■ **Work instructions**
Search the listing for "CHEST" and copy every line where it appears.

[Source data]
......
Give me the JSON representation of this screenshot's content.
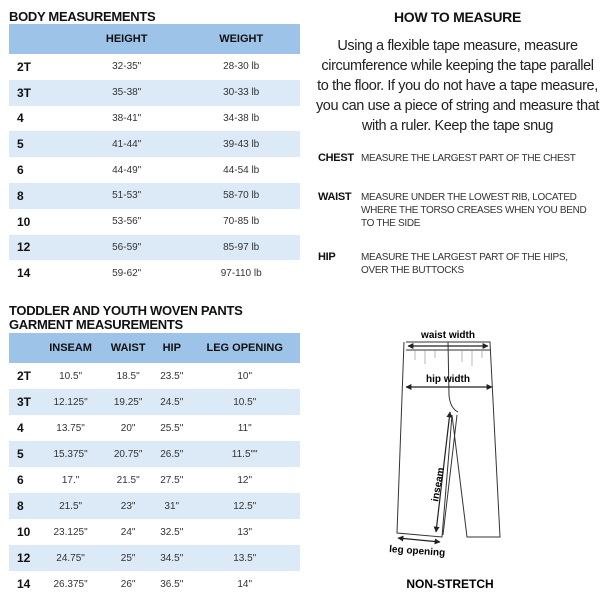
{
  "body": {
    "title": "BODY MEASUREMENTS",
    "columns": [
      "",
      "HEIGHT",
      "WEIGHT"
    ],
    "rows": [
      [
        "2T",
        "32-35\"",
        "28-30 lb"
      ],
      [
        "3T",
        "35-38\"",
        "30-33 lb"
      ],
      [
        "4",
        "38-41\"",
        "34-38 lb"
      ],
      [
        "5",
        "41-44\"",
        "39-43 lb"
      ],
      [
        "6",
        "44-49\"",
        "44-54 lb"
      ],
      [
        "8",
        "51-53\"",
        "58-70 lb"
      ],
      [
        "10",
        "53-56\"",
        "70-85 lb"
      ],
      [
        "12",
        "56-59\"",
        "85-97 lb"
      ],
      [
        "14",
        "59-62\"",
        "97-110 lb"
      ]
    ]
  },
  "garment": {
    "title_line1": "TODDLER AND YOUTH WOVEN PANTS",
    "title_line2": "GARMENT MEASUREMENTS",
    "columns": [
      "",
      "INSEAM",
      "WAIST",
      "HIP",
      "LEG OPENING"
    ],
    "rows": [
      [
        "2T",
        "10.5\"",
        "18.5\"",
        "23.5\"",
        "10\""
      ],
      [
        "3T",
        "12.125\"",
        "19.25\"",
        "24.5\"",
        "10.5\""
      ],
      [
        "4",
        "13.75\"",
        "20\"",
        "25.5\"",
        "11\""
      ],
      [
        "5",
        "15.375\"",
        "20.75\"",
        "26.5\"",
        "11.5\"\""
      ],
      [
        "6",
        "17.\"",
        "21.5\"",
        "27.5\"",
        "12\""
      ],
      [
        "8",
        "21.5\"",
        "23\"",
        "31\"",
        "12.5\""
      ],
      [
        "10",
        "23.125\"",
        "24\"",
        "32.5\"",
        "13\""
      ],
      [
        "12",
        "24.75\"",
        "25\"",
        "34.5\"",
        "13.5\""
      ],
      [
        "14",
        "26.375\"",
        "26\"",
        "36.5\"",
        "14\""
      ]
    ]
  },
  "how_to": {
    "title": "HOW TO MEASURE",
    "intro": "Using a flexible tape measure, measure circumference while keeping the tape parallel to the floor.  If you do not have a tape measure, you can use a piece of string and measure that with a ruler. Keep the tape snug",
    "items": [
      {
        "label": "CHEST",
        "text": "MEASURE THE LARGEST PART OF THE CHEST"
      },
      {
        "label": "WAIST",
        "text": "MEASURE UNDER THE LOWEST RIB, LOCATED WHERE THE TORSO CREASES WHEN YOU BEND TO THE SIDE"
      },
      {
        "label": "HIP",
        "text": "MEASURE THE LARGEST PART OF THE HIPS, OVER THE BUTTOCKS"
      }
    ]
  },
  "diagram": {
    "waist_label": "waist width",
    "hip_label": "hip width",
    "inseam_label": "inseam",
    "leg_label": "leg opening",
    "caption": "NON-STRETCH"
  },
  "colors": {
    "header": "#9dc3e8",
    "stripe": "#dce9f7"
  }
}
......
■ **Answer to this problem**
        "label": "CHEST",
        "text": "MEASURE THE LARGEST PART OF THE CHEST"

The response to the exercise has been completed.